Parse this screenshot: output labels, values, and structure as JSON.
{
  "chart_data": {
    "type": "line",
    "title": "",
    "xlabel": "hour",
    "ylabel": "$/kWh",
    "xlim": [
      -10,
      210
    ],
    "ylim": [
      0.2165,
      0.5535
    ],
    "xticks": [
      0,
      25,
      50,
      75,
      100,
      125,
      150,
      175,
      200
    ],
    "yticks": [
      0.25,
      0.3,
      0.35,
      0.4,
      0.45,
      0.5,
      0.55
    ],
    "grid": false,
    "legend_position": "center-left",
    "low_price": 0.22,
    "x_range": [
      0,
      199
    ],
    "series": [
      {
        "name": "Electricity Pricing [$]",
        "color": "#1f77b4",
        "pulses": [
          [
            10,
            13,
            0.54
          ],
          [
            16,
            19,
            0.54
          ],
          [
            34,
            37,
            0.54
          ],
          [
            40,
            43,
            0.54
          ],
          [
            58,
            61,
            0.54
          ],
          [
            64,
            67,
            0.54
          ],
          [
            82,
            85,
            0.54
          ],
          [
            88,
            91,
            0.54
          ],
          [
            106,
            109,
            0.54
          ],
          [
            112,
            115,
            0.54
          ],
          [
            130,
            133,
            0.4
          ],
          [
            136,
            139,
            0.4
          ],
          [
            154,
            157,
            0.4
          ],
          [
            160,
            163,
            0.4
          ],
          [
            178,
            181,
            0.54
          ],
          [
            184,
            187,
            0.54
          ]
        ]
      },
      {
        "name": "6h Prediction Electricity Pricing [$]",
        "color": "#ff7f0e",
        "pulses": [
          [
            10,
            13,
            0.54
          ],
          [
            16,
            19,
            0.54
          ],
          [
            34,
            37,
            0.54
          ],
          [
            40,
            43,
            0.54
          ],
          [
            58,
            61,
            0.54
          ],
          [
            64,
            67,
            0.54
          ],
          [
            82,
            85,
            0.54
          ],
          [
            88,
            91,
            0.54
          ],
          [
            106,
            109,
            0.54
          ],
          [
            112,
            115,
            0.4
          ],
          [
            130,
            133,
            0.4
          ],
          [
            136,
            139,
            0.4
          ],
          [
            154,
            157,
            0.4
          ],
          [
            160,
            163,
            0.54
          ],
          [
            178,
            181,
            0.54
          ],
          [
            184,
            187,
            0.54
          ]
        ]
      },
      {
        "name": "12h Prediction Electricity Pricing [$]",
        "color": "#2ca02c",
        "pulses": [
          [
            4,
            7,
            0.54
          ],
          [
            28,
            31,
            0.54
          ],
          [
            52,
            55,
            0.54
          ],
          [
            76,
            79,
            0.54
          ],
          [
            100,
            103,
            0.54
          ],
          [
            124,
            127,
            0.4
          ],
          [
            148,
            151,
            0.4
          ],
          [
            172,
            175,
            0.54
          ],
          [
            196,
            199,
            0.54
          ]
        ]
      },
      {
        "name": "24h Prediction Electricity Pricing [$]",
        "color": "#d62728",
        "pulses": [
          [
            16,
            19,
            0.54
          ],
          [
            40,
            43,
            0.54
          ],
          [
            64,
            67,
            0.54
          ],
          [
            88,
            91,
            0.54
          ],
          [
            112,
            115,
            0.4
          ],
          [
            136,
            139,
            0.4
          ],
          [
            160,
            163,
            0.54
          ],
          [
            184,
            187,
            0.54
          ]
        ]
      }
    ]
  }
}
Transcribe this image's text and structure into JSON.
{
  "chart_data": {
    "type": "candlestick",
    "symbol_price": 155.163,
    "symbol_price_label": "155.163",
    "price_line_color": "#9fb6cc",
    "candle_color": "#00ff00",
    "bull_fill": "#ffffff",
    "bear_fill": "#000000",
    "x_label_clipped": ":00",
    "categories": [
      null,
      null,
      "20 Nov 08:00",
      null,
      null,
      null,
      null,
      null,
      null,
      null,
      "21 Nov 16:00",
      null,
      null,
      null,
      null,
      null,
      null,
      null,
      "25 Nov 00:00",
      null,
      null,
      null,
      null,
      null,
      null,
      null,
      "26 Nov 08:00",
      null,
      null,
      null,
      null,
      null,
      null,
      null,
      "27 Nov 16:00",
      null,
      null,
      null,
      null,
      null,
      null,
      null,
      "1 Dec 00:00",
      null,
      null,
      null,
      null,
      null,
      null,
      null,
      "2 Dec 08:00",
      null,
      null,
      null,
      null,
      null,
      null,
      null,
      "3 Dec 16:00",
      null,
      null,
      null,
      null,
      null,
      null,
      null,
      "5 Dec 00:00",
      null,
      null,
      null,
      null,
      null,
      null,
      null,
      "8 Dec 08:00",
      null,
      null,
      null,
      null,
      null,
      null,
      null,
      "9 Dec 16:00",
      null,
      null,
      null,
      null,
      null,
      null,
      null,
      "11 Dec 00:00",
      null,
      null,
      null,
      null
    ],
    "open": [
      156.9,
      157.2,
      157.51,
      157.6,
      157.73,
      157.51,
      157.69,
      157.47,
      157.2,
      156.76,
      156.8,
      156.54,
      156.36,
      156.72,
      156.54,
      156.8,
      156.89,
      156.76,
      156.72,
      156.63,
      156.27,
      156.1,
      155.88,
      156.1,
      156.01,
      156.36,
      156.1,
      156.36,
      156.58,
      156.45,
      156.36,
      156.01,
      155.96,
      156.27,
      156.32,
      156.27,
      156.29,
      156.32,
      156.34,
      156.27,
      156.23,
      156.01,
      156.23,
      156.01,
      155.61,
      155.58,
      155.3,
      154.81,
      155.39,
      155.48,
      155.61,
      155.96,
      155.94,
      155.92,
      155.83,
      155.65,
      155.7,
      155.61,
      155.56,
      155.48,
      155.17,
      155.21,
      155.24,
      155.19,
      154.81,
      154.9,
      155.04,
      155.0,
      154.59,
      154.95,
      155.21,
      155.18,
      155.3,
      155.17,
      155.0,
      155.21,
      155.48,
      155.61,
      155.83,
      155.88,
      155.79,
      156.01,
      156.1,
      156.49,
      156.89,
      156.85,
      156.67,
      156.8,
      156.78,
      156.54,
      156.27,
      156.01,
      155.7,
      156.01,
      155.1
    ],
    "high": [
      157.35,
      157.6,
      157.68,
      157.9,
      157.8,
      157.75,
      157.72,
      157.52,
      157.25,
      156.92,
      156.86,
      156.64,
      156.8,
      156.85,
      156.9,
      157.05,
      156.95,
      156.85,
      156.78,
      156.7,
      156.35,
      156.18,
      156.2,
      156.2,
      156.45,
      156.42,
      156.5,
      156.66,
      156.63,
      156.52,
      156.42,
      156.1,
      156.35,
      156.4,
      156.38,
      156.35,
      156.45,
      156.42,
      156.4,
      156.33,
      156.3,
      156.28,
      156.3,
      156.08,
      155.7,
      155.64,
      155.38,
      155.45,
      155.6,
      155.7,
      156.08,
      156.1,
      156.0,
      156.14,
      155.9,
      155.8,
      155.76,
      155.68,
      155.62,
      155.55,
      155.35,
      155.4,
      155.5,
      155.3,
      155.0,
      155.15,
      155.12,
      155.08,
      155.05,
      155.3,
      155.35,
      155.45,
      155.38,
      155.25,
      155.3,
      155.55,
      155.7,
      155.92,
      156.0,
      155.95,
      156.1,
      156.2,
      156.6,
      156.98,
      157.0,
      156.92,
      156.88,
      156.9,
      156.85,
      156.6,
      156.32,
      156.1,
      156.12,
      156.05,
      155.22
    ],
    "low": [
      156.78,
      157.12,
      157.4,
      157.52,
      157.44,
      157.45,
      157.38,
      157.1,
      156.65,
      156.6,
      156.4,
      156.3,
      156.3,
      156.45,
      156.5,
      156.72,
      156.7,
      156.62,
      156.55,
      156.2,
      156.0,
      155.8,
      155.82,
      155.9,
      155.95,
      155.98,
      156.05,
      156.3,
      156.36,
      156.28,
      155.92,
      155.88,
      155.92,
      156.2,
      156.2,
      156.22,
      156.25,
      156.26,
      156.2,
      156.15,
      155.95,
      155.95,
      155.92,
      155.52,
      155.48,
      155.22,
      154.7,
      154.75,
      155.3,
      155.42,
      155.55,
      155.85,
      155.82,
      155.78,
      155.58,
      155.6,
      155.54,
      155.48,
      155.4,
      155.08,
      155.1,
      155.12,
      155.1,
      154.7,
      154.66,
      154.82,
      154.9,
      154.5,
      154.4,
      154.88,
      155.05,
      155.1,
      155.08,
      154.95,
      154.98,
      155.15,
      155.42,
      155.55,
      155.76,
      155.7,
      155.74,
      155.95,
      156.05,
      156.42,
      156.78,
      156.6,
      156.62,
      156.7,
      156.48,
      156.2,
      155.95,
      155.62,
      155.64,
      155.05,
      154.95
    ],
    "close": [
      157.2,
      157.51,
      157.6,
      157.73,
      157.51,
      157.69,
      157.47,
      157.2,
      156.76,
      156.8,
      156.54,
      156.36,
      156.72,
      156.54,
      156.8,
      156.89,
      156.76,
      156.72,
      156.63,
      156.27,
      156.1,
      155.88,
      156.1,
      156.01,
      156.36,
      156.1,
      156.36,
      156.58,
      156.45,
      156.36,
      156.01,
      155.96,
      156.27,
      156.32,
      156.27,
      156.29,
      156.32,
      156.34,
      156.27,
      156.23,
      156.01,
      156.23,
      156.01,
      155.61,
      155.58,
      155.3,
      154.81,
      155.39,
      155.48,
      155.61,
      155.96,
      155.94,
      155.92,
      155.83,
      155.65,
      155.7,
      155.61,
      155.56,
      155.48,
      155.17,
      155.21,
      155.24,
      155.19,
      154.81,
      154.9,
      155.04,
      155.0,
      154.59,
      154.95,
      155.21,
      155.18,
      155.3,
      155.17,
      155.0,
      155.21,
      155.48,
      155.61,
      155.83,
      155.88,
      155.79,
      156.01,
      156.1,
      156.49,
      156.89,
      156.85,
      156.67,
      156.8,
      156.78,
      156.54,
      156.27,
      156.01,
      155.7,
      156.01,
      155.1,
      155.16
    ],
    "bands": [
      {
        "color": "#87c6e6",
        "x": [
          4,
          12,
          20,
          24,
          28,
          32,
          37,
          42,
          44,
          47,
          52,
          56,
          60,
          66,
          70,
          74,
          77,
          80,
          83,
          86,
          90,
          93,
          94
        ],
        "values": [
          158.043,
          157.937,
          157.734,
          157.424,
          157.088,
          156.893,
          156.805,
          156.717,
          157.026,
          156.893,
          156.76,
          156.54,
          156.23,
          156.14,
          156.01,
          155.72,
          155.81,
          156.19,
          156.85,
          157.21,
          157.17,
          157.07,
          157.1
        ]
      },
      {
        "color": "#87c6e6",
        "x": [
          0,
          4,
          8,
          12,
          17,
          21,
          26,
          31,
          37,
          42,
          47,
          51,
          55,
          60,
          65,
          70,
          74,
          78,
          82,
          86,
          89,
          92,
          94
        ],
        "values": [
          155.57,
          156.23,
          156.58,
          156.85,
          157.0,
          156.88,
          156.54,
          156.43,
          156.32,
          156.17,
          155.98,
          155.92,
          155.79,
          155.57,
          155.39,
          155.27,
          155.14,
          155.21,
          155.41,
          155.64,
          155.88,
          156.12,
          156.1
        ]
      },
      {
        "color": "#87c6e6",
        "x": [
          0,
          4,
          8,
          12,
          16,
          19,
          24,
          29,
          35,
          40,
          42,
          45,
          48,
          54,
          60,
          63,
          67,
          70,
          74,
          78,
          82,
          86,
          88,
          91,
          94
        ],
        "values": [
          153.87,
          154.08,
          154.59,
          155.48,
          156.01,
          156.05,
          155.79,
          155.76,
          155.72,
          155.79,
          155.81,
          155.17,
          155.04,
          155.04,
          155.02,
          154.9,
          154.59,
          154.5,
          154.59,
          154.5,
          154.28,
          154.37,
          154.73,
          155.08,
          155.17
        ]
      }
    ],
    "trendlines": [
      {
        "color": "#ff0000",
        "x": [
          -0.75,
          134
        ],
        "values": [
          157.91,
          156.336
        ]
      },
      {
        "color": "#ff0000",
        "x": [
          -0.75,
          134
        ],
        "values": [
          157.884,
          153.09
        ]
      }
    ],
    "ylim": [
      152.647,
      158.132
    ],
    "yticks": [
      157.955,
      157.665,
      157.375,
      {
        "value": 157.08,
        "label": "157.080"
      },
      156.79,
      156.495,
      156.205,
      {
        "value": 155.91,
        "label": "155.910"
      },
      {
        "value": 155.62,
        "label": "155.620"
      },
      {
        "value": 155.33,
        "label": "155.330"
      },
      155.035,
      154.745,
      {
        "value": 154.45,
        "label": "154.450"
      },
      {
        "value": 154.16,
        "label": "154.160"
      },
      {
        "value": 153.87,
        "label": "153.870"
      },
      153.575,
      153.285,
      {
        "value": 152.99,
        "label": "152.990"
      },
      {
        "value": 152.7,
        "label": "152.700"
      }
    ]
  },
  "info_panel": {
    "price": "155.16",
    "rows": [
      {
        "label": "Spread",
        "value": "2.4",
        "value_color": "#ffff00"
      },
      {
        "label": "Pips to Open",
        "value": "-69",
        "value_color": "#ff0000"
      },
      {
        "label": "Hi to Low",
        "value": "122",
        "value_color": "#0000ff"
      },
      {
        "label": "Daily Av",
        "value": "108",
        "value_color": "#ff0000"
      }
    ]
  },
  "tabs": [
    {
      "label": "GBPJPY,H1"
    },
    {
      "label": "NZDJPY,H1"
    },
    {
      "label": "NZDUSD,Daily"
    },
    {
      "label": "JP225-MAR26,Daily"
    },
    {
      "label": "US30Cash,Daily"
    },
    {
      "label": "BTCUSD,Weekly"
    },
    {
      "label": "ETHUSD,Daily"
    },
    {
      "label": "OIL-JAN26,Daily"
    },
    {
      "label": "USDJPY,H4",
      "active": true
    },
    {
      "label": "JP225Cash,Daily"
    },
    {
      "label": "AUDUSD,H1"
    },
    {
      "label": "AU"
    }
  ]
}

◆ ◆ ◆ ◆ ◆ ◆ ◆

Work through the listing above and report how many lines include the string "JSON", with no other text.

| SOLVED PROBLEM |
2